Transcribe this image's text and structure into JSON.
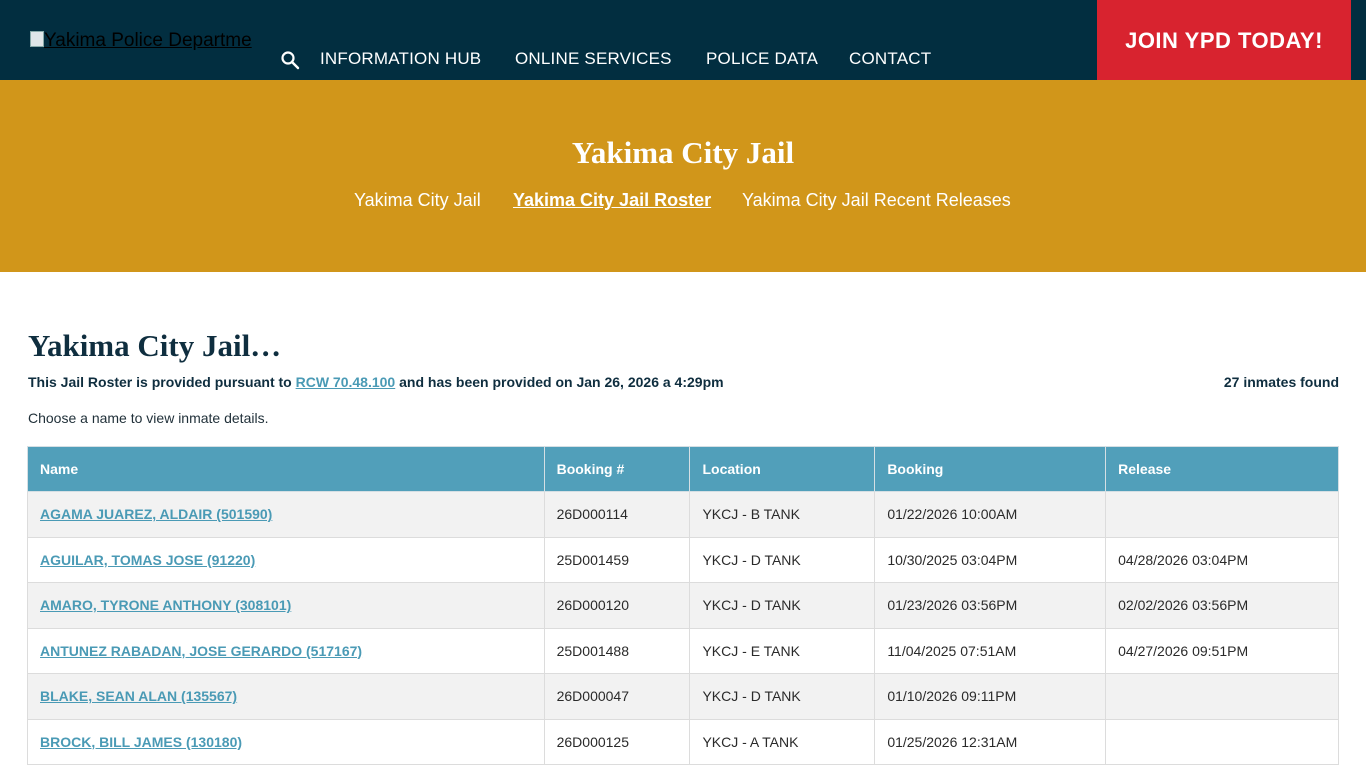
{
  "header": {
    "logo_alt": "Yakima Police Departme",
    "nav": [
      {
        "label": "INFORMATION HUB"
      },
      {
        "label": "ONLINE SERVICES"
      },
      {
        "label": "POLICE DATA"
      },
      {
        "label": "CONTACT"
      }
    ],
    "cta_label": "JOIN YPD TODAY!"
  },
  "hero": {
    "title": "Yakima City Jail",
    "subnav": [
      {
        "label": "Yakima City Jail"
      },
      {
        "label": "Yakima City Jail Roster"
      },
      {
        "label": "Yakima City Jail Recent Releases"
      }
    ]
  },
  "main": {
    "title": "Yakima City Jail…",
    "notice_prefix": "This Jail Roster is provided pursuant to ",
    "notice_link": "RCW 70.48.100",
    "notice_suffix": " and has been provided on Jan 26, 2026 a 4:29pm",
    "inmate_count": "27 inmates found",
    "instructions": "Choose a name to view inmate details."
  },
  "table": {
    "columns": [
      "Name",
      "Booking #",
      "Location",
      "Booking",
      "Release"
    ],
    "rows": [
      {
        "name": "AGAMA JUAREZ, ALDAIR (501590)",
        "booking_no": "26D000114",
        "location": "YKCJ - B TANK",
        "booking": "01/22/2026 10:00AM",
        "release": ""
      },
      {
        "name": "AGUILAR, TOMAS JOSE (91220)",
        "booking_no": "25D001459",
        "location": "YKCJ - D TANK",
        "booking": "10/30/2025 03:04PM",
        "release": "04/28/2026 03:04PM"
      },
      {
        "name": "AMARO, TYRONE ANTHONY (308101)",
        "booking_no": "26D000120",
        "location": "YKCJ - D TANK",
        "booking": "01/23/2026 03:56PM",
        "release": "02/02/2026 03:56PM"
      },
      {
        "name": "ANTUNEZ RABADAN, JOSE GERARDO (517167)",
        "booking_no": "25D001488",
        "location": "YKCJ - E TANK",
        "booking": "11/04/2025 07:51AM",
        "release": "04/27/2026 09:51PM"
      },
      {
        "name": "BLAKE, SEAN ALAN (135567)",
        "booking_no": "26D000047",
        "location": "YKCJ - D TANK",
        "booking": "01/10/2026 09:11PM",
        "release": ""
      },
      {
        "name": "BROCK, BILL JAMES (130180)",
        "booking_no": "26D000125",
        "location": "YKCJ - A TANK",
        "booking": "01/25/2026 12:31AM",
        "release": ""
      }
    ]
  },
  "colors": {
    "topbar": "#022e40",
    "cta": "#d8232f",
    "hero": "#d1961a",
    "table_header": "#519fba",
    "link": "#4a9ab5"
  }
}
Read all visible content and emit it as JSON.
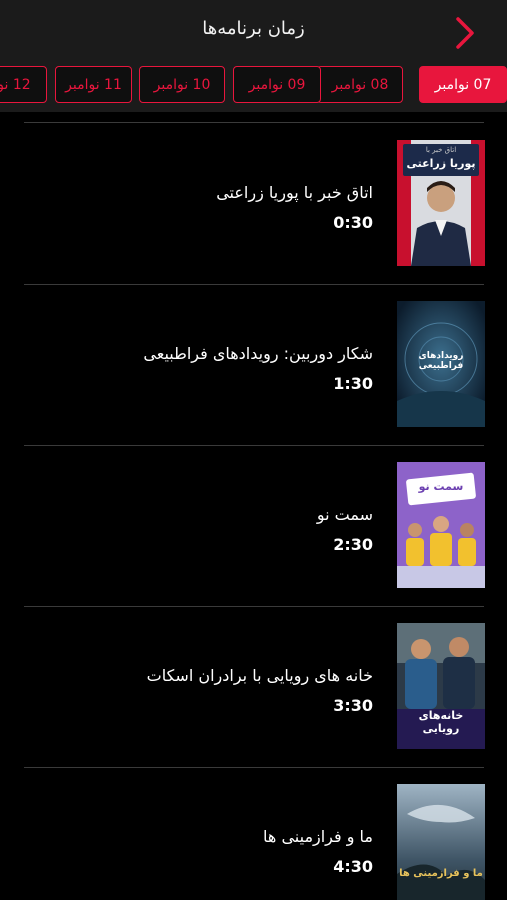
{
  "header": {
    "title": "زمان برنامه‌ها"
  },
  "tabs": [
    {
      "label": "07 نوامبر",
      "active": true
    },
    {
      "label": "08 نوامبر",
      "active": false
    },
    {
      "label": "09 نوامبر",
      "active": false
    },
    {
      "label": "10 نوامبر",
      "active": false
    },
    {
      "label": "11 نوامبر",
      "active": false
    },
    {
      "label": "12 نوا",
      "active": false
    }
  ],
  "programs": [
    {
      "name": "اتاق خبر با پوریا زراعتی",
      "time": "0:30",
      "thumb_text": "پوریا زراعتی",
      "thumb_sub": "اتاق خبر با"
    },
    {
      "name": "شکار دوربین: رویدادهای فراطبیعی",
      "time": "1:30",
      "thumb_text": "رویدادهای فراطبیعی"
    },
    {
      "name": "سمت نو",
      "time": "2:30",
      "thumb_text": "سمت نو"
    },
    {
      "name": "خانه های رویایی با برادران اسکات",
      "time": "3:30",
      "thumb_text": "خانه‌های رویایی"
    },
    {
      "name": "ما و فرازمینی ها",
      "time": "4:30",
      "thumb_text": "ما و فرازمینی ها"
    }
  ],
  "colors": {
    "accent": "#e8163d",
    "background": "#000000",
    "header_bg": "#1b1b1b"
  }
}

-*-

WHAT YOU NEED TO DO: List every line in the records above that contains the word "provided".

OUTPUT FOR THIS TASK:
    "notice_prefix": "This Jail Roster is provided pursuant to ",
    "notice_suffix": " and has been provided on Jan 26, 2026 a 4:29pm",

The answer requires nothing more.